Stored records
%%

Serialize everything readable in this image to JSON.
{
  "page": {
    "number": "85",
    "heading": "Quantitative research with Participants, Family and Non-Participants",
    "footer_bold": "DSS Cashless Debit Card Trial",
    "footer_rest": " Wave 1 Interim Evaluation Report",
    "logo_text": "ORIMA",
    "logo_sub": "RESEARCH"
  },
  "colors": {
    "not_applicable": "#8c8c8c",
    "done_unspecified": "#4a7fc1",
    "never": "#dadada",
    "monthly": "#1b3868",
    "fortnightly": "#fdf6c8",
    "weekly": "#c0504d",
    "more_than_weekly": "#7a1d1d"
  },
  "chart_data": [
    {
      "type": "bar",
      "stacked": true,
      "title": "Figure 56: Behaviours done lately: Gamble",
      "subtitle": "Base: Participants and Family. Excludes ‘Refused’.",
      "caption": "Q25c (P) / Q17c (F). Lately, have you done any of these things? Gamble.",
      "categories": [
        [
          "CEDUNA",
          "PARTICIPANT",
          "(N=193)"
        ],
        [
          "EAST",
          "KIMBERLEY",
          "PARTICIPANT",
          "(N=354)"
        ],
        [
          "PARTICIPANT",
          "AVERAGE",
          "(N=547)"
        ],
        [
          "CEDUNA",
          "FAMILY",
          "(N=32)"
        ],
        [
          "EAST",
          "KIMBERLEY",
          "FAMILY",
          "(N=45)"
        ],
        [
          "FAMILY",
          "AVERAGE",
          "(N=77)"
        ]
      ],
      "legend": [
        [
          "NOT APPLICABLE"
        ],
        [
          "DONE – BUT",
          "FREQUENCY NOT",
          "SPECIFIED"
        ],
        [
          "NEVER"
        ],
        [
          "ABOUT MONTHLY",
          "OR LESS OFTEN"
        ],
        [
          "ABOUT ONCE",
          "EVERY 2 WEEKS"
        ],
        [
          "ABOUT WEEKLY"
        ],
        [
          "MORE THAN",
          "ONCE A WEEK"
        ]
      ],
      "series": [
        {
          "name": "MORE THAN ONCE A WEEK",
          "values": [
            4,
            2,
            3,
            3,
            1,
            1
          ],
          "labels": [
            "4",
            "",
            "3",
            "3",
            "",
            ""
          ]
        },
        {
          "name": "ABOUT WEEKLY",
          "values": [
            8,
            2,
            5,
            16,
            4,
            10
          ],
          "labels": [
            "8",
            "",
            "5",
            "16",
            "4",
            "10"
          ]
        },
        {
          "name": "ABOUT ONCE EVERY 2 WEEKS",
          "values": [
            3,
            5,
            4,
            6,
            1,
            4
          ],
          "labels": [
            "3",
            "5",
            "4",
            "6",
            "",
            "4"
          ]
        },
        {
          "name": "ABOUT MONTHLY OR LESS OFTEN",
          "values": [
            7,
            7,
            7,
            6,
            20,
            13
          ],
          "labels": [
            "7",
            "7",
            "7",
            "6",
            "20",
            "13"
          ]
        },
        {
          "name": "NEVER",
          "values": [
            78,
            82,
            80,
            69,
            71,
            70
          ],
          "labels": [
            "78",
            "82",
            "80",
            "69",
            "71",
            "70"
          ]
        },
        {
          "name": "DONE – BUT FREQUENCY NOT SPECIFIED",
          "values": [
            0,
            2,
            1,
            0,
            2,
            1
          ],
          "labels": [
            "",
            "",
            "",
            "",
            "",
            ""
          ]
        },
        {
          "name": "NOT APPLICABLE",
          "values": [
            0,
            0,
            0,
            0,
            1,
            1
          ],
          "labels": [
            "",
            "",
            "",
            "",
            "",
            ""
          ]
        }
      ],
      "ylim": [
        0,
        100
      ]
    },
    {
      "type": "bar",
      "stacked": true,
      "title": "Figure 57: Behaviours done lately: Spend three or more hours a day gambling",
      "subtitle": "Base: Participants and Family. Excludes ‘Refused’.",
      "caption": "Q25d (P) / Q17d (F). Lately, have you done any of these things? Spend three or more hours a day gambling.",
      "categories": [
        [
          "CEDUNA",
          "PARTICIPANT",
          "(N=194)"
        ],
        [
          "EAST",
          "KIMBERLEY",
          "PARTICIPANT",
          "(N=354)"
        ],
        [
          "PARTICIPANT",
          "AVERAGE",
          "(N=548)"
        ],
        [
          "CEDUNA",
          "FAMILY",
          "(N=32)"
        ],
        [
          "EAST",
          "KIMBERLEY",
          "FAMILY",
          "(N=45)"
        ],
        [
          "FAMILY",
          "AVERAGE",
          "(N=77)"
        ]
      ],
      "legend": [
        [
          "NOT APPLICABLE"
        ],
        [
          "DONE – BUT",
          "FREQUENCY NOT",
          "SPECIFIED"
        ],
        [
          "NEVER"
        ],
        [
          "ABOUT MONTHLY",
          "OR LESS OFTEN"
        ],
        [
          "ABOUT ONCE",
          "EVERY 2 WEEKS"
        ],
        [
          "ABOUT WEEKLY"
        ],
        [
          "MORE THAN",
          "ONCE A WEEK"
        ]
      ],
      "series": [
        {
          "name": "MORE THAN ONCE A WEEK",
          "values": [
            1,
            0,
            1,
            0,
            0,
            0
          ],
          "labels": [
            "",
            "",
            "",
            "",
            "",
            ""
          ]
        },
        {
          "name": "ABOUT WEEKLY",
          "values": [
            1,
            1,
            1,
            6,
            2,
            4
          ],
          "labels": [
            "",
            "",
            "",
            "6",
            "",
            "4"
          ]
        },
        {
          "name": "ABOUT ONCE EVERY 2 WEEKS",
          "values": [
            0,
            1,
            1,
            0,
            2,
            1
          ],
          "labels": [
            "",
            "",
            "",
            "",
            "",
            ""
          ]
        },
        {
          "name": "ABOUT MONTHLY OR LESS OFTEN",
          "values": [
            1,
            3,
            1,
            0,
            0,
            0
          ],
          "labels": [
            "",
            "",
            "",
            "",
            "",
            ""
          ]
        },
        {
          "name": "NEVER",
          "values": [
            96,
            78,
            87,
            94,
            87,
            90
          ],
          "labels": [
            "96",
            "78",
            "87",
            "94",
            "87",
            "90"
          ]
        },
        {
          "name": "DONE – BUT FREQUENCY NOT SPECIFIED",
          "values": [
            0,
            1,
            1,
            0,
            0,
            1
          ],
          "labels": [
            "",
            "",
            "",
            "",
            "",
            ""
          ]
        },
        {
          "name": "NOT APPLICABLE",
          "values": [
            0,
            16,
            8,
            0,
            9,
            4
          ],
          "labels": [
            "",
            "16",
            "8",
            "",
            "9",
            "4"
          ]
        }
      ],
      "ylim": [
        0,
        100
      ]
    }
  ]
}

%%

■ **EXERCISE DIRECTIONS**: Extract every line above exactly as it stands.

■ **ANSWER IN FULL**:
Serialize everything readable in this image to JSON.
{
  "page": {
    "number": "85",
    "heading": "Quantitative research with Participants, Family and Non-Participants",
    "footer_bold": "DSS Cashless Debit Card Trial",
    "footer_rest": " Wave 1 Interim Evaluation Report",
    "logo_text": "ORIMA",
    "logo_sub": "RESEARCH"
  },
  "colors": {
    "not_applicable": "#8c8c8c",
    "done_unspecified": "#4a7fc1",
    "never": "#dadada",
    "monthly": "#1b3868",
    "fortnightly": "#fdf6c8",
    "weekly": "#c0504d",
    "more_than_weekly": "#7a1d1d"
  },
  "chart_data": [
    {
      "type": "bar",
      "stacked": true,
      "title": "Figure 56: Behaviours done lately: Gamble",
      "subtitle": "Base: Participants and Family. Excludes ‘Refused’.",
      "caption": "Q25c (P) / Q17c (F). Lately, have you done any of these things? Gamble.",
      "categories": [
        [
          "CEDUNA",
          "PARTICIPANT",
          "(N=193)"
        ],
        [
          "EAST",
          "KIMBERLEY",
          "PARTICIPANT",
          "(N=354)"
        ],
        [
          "PARTICIPANT",
          "AVERAGE",
          "(N=547)"
        ],
        [
          "CEDUNA",
          "FAMILY",
          "(N=32)"
        ],
        [
          "EAST",
          "KIMBERLEY",
          "FAMILY",
          "(N=45)"
        ],
        [
          "FAMILY",
          "AVERAGE",
          "(N=77)"
        ]
      ],
      "legend": [
        [
          "NOT APPLICABLE"
        ],
        [
          "DONE – BUT",
          "FREQUENCY NOT",
          "SPECIFIED"
        ],
        [
          "NEVER"
        ],
        [
          "ABOUT MONTHLY",
          "OR LESS OFTEN"
        ],
        [
          "ABOUT ONCE",
          "EVERY 2 WEEKS"
        ],
        [
          "ABOUT WEEKLY"
        ],
        [
          "MORE THAN",
          "ONCE A WEEK"
        ]
      ],
      "series": [
        {
          "name": "MORE THAN ONCE A WEEK",
          "values": [
            4,
            2,
            3,
            3,
            1,
            1
          ],
          "labels": [
            "4",
            "",
            "3",
            "3",
            "",
            ""
          ]
        },
        {
          "name": "ABOUT WEEKLY",
          "values": [
            8,
            2,
            5,
            16,
            4,
            10
          ],
          "labels": [
            "8",
            "",
            "5",
            "16",
            "4",
            "10"
          ]
        },
        {
          "name": "ABOUT ONCE EVERY 2 WEEKS",
          "values": [
            3,
            5,
            4,
            6,
            1,
            4
          ],
          "labels": [
            "3",
            "5",
            "4",
            "6",
            "",
            "4"
          ]
        },
        {
          "name": "ABOUT MONTHLY OR LESS OFTEN",
          "values": [
            7,
            7,
            7,
            6,
            20,
            13
          ],
          "labels": [
            "7",
            "7",
            "7",
            "6",
            "20",
            "13"
          ]
        },
        {
          "name": "NEVER",
          "values": [
            78,
            82,
            80,
            69,
            71,
            70
          ],
          "labels": [
            "78",
            "82",
            "80",
            "69",
            "71",
            "70"
          ]
        },
        {
          "name": "DONE – BUT FREQUENCY NOT SPECIFIED",
          "values": [
            0,
            2,
            1,
            0,
            2,
            1
          ],
          "labels": [
            "",
            "",
            "",
            "",
            "",
            ""
          ]
        },
        {
          "name": "NOT APPLICABLE",
          "values": [
            0,
            0,
            0,
            0,
            1,
            1
          ],
          "labels": [
            "",
            "",
            "",
            "",
            "",
            ""
          ]
        }
      ],
      "ylim": [
        0,
        100
      ]
    },
    {
      "type": "bar",
      "stacked": true,
      "title": "Figure 57: Behaviours done lately: Spend three or more hours a day gambling",
      "subtitle": "Base: Participants and Family. Excludes ‘Refused’.",
      "caption": "Q25d (P) / Q17d (F). Lately, have you done any of these things? Spend three or more hours a day gambling.",
      "categories": [
        [
          "CEDUNA",
          "PARTICIPANT",
          "(N=194)"
        ],
        [
          "EAST",
          "KIMBERLEY",
          "PARTICIPANT",
          "(N=354)"
        ],
        [
          "PARTICIPANT",
          "AVERAGE",
          "(N=548)"
        ],
        [
          "CEDUNA",
          "FAMILY",
          "(N=32)"
        ],
        [
          "EAST",
          "KIMBERLEY",
          "FAMILY",
          "(N=45)"
        ],
        [
          "FAMILY",
          "AVERAGE",
          "(N=77)"
        ]
      ],
      "legend": [
        [
          "NOT APPLICABLE"
        ],
        [
          "DONE – BUT",
          "FREQUENCY NOT",
          "SPECIFIED"
        ],
        [
          "NEVER"
        ],
        [
          "ABOUT MONTHLY",
          "OR LESS OFTEN"
        ],
        [
          "ABOUT ONCE",
          "EVERY 2 WEEKS"
        ],
        [
          "ABOUT WEEKLY"
        ],
        [
          "MORE THAN",
          "ONCE A WEEK"
        ]
      ],
      "series": [
        {
          "name": "MORE THAN ONCE A WEEK",
          "values": [
            1,
            0,
            1,
            0,
            0,
            0
          ],
          "labels": [
            "",
            "",
            "",
            "",
            "",
            ""
          ]
        },
        {
          "name": "ABOUT WEEKLY",
          "values": [
            1,
            1,
            1,
            6,
            2,
            4
          ],
          "labels": [
            "",
            "",
            "",
            "6",
            "",
            "4"
          ]
        },
        {
          "name": "ABOUT ONCE EVERY 2 WEEKS",
          "values": [
            0,
            1,
            1,
            0,
            2,
            1
          ],
          "labels": [
            "",
            "",
            "",
            "",
            "",
            ""
          ]
        },
        {
          "name": "ABOUT MONTHLY OR LESS OFTEN",
          "values": [
            1,
            3,
            1,
            0,
            0,
            0
          ],
          "labels": [
            "",
            "",
            "",
            "",
            "",
            ""
          ]
        },
        {
          "name": "NEVER",
          "values": [
            96,
            78,
            87,
            94,
            87,
            90
          ],
          "labels": [
            "96",
            "78",
            "87",
            "94",
            "87",
            "90"
          ]
        },
        {
          "name": "DONE – BUT FREQUENCY NOT SPECIFIED",
          "values": [
            0,
            1,
            1,
            0,
            0,
            1
          ],
          "labels": [
            "",
            "",
            "",
            "",
            "",
            ""
          ]
        },
        {
          "name": "NOT APPLICABLE",
          "values": [
            0,
            16,
            8,
            0,
            9,
            4
          ],
          "labels": [
            "",
            "16",
            "8",
            "",
            "9",
            "4"
          ]
        }
      ],
      "ylim": [
        0,
        100
      ]
    }
  ]
}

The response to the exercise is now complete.